■ **Task requirements**
Retype all of the data exactly as given.

↓

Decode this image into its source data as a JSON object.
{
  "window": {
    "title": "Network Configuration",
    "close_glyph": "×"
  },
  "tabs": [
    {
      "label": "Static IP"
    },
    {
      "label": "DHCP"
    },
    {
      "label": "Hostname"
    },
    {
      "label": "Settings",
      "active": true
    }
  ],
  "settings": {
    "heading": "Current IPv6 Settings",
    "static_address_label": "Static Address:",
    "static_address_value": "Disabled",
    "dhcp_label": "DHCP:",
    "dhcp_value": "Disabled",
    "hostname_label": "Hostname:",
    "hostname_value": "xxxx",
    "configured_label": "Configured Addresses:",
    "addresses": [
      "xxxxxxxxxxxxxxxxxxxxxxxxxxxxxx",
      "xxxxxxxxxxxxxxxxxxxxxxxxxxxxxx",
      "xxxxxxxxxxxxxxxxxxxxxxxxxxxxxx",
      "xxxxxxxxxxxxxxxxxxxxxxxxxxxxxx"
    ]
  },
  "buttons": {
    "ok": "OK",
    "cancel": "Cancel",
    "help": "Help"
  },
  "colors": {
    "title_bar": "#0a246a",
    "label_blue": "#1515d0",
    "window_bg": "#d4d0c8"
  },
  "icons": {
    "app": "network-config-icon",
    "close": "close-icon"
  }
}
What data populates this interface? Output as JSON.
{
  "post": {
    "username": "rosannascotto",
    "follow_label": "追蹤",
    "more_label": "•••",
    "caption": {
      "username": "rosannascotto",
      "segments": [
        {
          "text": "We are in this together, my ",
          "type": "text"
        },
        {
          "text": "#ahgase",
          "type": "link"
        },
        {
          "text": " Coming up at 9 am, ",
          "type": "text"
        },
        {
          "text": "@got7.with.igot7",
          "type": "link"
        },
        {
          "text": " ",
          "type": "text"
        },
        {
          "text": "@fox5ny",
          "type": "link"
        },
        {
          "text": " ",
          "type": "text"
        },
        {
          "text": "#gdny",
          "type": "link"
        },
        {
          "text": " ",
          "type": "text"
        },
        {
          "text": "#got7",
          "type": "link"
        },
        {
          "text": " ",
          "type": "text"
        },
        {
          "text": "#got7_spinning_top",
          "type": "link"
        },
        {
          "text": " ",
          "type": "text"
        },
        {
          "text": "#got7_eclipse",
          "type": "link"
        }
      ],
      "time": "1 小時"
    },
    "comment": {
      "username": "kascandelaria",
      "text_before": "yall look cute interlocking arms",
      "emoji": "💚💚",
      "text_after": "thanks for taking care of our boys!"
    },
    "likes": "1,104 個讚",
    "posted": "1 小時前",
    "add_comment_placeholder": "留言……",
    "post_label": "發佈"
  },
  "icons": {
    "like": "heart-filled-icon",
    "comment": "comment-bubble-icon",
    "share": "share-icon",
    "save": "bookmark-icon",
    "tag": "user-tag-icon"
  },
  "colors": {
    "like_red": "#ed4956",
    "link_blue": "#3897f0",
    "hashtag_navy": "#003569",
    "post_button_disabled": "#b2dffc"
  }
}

↑

■ **Task output**
Decode this image into its source data as a JSON object.
{
  "window": {
    "title": "Network Configuration",
    "close_glyph": "×"
  },
  "tabs": [
    {
      "label": "Static IP"
    },
    {
      "label": "DHCP"
    },
    {
      "label": "Hostname"
    },
    {
      "label": "Settings",
      "active": true
    }
  ],
  "settings": {
    "heading": "Current IPv6 Settings",
    "static_address_label": "Static Address:",
    "static_address_value": "Disabled",
    "dhcp_label": "DHCP:",
    "dhcp_value": "Disabled",
    "hostname_label": "Hostname:",
    "hostname_value": "xxxx",
    "configured_label": "Configured Addresses:",
    "addresses": [
      "xxxxxxxxxxxxxxxxxxxxxxxxxxxxxx",
      "xxxxxxxxxxxxxxxxxxxxxxxxxxxxxx",
      "xxxxxxxxxxxxxxxxxxxxxxxxxxxxxx",
      "xxxxxxxxxxxxxxxxxxxxxxxxxxxxxx"
    ]
  },
  "buttons": {
    "ok": "OK",
    "cancel": "Cancel",
    "help": "Help"
  },
  "colors": {
    "title_bar": "#0a246a",
    "label_blue": "#1515d0",
    "window_bg": "#d4d0c8"
  },
  "icons": {
    "app": "network-config-icon",
    "close": "close-icon"
  }
}
What data populates this interface? Output as JSON.
{
  "post": {
    "username": "rosannascotto",
    "follow_label": "追蹤",
    "more_label": "•••",
    "caption": {
      "username": "rosannascotto",
      "segments": [
        {
          "text": "We are in this together, my ",
          "type": "text"
        },
        {
          "text": "#ahgase",
          "type": "link"
        },
        {
          "text": " Coming up at 9 am, ",
          "type": "text"
        },
        {
          "text": "@got7.with.igot7",
          "type": "link"
        },
        {
          "text": " ",
          "type": "text"
        },
        {
          "text": "@fox5ny",
          "type": "link"
        },
        {
          "text": " ",
          "type": "text"
        },
        {
          "text": "#gdny",
          "type": "link"
        },
        {
          "text": " ",
          "type": "text"
        },
        {
          "text": "#got7",
          "type": "link"
        },
        {
          "text": " ",
          "type": "text"
        },
        {
          "text": "#got7_spinning_top",
          "type": "link"
        },
        {
          "text": " ",
          "type": "text"
        },
        {
          "text": "#got7_eclipse",
          "type": "link"
        }
      ],
      "time": "1 小時"
    },
    "comment": {
      "username": "kascandelaria",
      "text_before": "yall look cute interlocking arms",
      "emoji": "💚💚",
      "text_after": "thanks for taking care of our boys!"
    },
    "likes": "1,104 個讚",
    "posted": "1 小時前",
    "add_comment_placeholder": "留言……",
    "post_label": "發佈"
  },
  "icons": {
    "like": "heart-filled-icon",
    "comment": "comment-bubble-icon",
    "share": "share-icon",
    "save": "bookmark-icon",
    "tag": "user-tag-icon"
  },
  "colors": {
    "like_red": "#ed4956",
    "link_blue": "#3897f0",
    "hashtag_navy": "#003569",
    "post_button_disabled": "#b2dffc"
  }
}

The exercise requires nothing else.